▶ [Exercise brief]: Skip the pictures and repeat each line of the data exactly.
----- Excerpted records -----
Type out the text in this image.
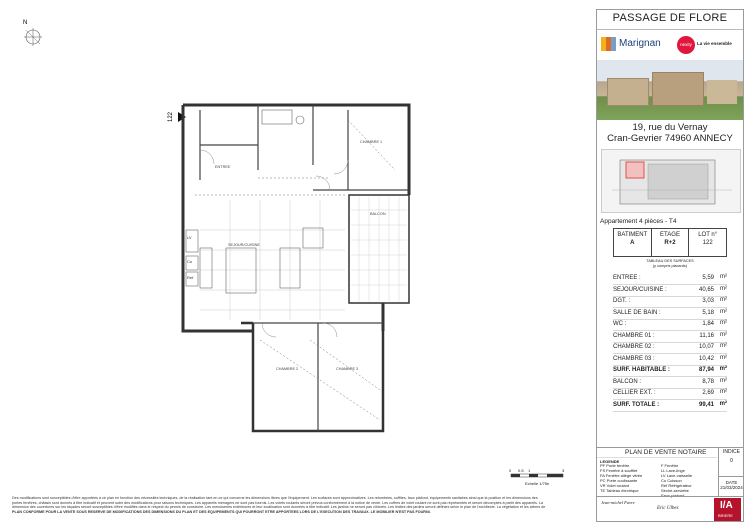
N
122
LV
Cu
Ref
ENTREE
SEJOUR/CUISINE
CHAMBRE 1
CHAMBRE 2	CHAMBRE 3
BALCON
0 0.5 1	3
Echelle 1/75e
Des modifications sont susceptibles d'être apportées à ce plan en fonction des nécessités techniques, de la réalisation tant en ce qui concerne les dimensions libres que l'équipement. Les surfaces sont approximatives. Les retombées, soffites, faux plafond, équipements sanitaires ainsi que la position et les dimensions des
portes fenêtres, châssis sont donnés à titre indicatif et peuvent subir des modifications pour raisons techniques. Les appareils ménagers ne sont pas fournis. Les volets roulants seront prévus conformément à la notice de vente. Les coffres de volet roulant ne sont pas représentés et seront décomptés à partir des appareils. La
dimension des ouvertures sur les façades seront susceptibles d'être modifiés dans le respect du permis de construire. Les menuiseries extérieures et leur localisation sont données à titre indicatif. Les jardins ne seront pas clôturés. Les limites des jardins seront définies selon le plan de l'architecte. La végétation et les arbres de
PLAN CONFORME POUR LA VENTE SOUS RESERVE DE MODIFICATIONS DES DIMENSIONS DU PLAN ET DES EQUIPEMENTS QUI POURRONT ETRE APPORTEES LORS DE L'EXECUTION DES TRAVAUX. LE MOBILIER N'EST PAS FOURNI.
PASSAGE DE FLORE
Marignan	nexity	La vie ensemble
19, rue du Vernay
Cran-Gevrier 74960 ANNECY
Appartement 4 pièces - T4
BATIMENT
A
ETAGE
R+2
LOT n°
122
TABLEAU DES SURFACES
(y compris placards)
ENTREE :	5,59 m²
SEJOUR/CUISINE :	40,65 m²
DGT. :	3,03 m²
SALLE DE BAIN :	5,18 m²
WC :	1,84 m²
CHAMBRE 01 :	11,16 m²
CHAMBRE 02 :	10,07 m²
CHAMBRE 03 :	10,42 m²
SURF. HABITABLE :	87,94 m²
BALCON :	8,78 m²
CELLIER EXT. :	2,69 m²
SURF. TOTALE :	99,41 m²
PLAN DE VENTE NOTAIRE
LEGENDE
PF Porte fenêtre
FS Fenêtre à soufflet
FA Fenêtre allège vitrée
PC Porte coulissante
VR Volet roulant
TE Tableau électrique
F Fenêtre
LL Lave-linge
LV Lave-vaisselle
Cu Cuisson
Réf Réfrigérateur
Sèche-serviette
Faux-plafond
INDICE
0
DATE
21/03/2024
Jean-michel Favre
Eric Ulbes	I/A
BRIERE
-----
▶ [Task output]:
Type out the text in this image.
N
122
LV
Cu
Ref
ENTREE
SEJOUR/CUISINE
CHAMBRE 1
CHAMBRE 2	CHAMBRE 3
BALCON
0 0.5 1	3
Echelle 1/75e
Des modifications sont susceptibles d'être apportées à ce plan en fonction des nécessités techniques, de la réalisation tant en ce qui concerne les dimensions libres que l'équipement. Les surfaces sont approximatives. Les retombées, soffites, faux plafond, équipements sanitaires ainsi que la position et les dimensions des
portes fenêtres, châssis sont donnés à titre indicatif et peuvent subir des modifications pour raisons techniques. Les appareils ménagers ne sont pas fournis. Les volets roulants seront prévus conformément à la notice de vente. Les coffres de volet roulant ne sont pas représentés et seront décomptés à partir des appareils. La
dimension des ouvertures sur les façades seront susceptibles d'être modifiés dans le respect du permis de construire. Les menuiseries extérieures et leur localisation sont données à titre indicatif. Les jardins ne seront pas clôturés. Les limites des jardins seront définies selon le plan de l'architecte. La végétation et les arbres de
PLAN CONFORME POUR LA VENTE SOUS RESERVE DE MODIFICATIONS DES DIMENSIONS DU PLAN ET DES EQUIPEMENTS QUI POURRONT ETRE APPORTEES LORS DE L'EXECUTION DES TRAVAUX. LE MOBILIER N'EST PAS FOURNI.
PASSAGE DE FLORE
Marignan	nexity	La vie ensemble
19, rue du Vernay
Cran-Gevrier 74960 ANNECY
Appartement 4 pièces - T4
BATIMENT
A
ETAGE
R+2
LOT n°
122
TABLEAU DES SURFACES
(y compris placards)
ENTREE :	5,59 m²
SEJOUR/CUISINE :	40,65 m²
DGT. :	3,03 m²
SALLE DE BAIN :	5,18 m²
WC :	1,84 m²
CHAMBRE 01 :	11,16 m²
CHAMBRE 02 :	10,07 m²
CHAMBRE 03 :	10,42 m²
SURF. HABITABLE :	87,94 m²
BALCON :	8,78 m²
CELLIER EXT. :	2,69 m²
SURF. TOTALE :	99,41 m²
PLAN DE VENTE NOTAIRE
LEGENDE
PF Porte fenêtre
FS Fenêtre à soufflet
FA Fenêtre allège vitrée
PC Porte coulissante
VR Volet roulant
TE Tableau électrique
F Fenêtre
LL Lave-linge
LV Lave-vaisselle
Cu Cuisson
Réf Réfrigérateur
Sèche-serviette
Faux-plafond
INDICE
0
DATE
21/03/2024
Jean-michel Favre
Eric Ulbes	I/A
BRIERE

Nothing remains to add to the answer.